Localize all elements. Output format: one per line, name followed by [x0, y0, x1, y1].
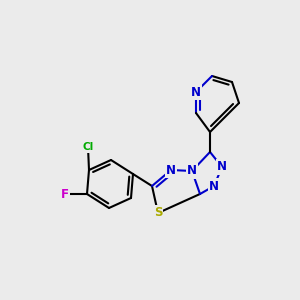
Text: N: N: [166, 164, 176, 176]
Text: N: N: [209, 179, 219, 193]
Text: Cl: Cl: [82, 142, 94, 152]
Text: S: S: [154, 206, 162, 220]
Text: F: F: [61, 188, 69, 200]
Text: N: N: [187, 164, 197, 178]
Text: N: N: [217, 160, 227, 173]
Text: N: N: [191, 85, 201, 98]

▬▬▬▬▬▬▬▬▬▬

▸ **SET EXERCISE**
Please put the rows above into a two-column CSV with the header columns input and output. Write one line per row, with its text and its answer each in a single quoted field, line breaks replaced by spaces and the pictures left out.

▸ **TASK OUTPUT**
input,output
"Localize all elements. Output format: one per line, name followed by [x0, y0, x1, y1].","Text: N: N: [166, 164, 176, 176] Text: N: N: [209, 179, 219, 193] Text: Cl: Cl: [82, 142, 94, 152] Text: S: S: [154, 206, 162, 220] Text: F: F: [61, 188, 69, 200] Text: N: N: [187, 164, 197, 178] Text: N: N: [217, 160, 227, 173] Text: N: N: [191, 85, 201, 98]"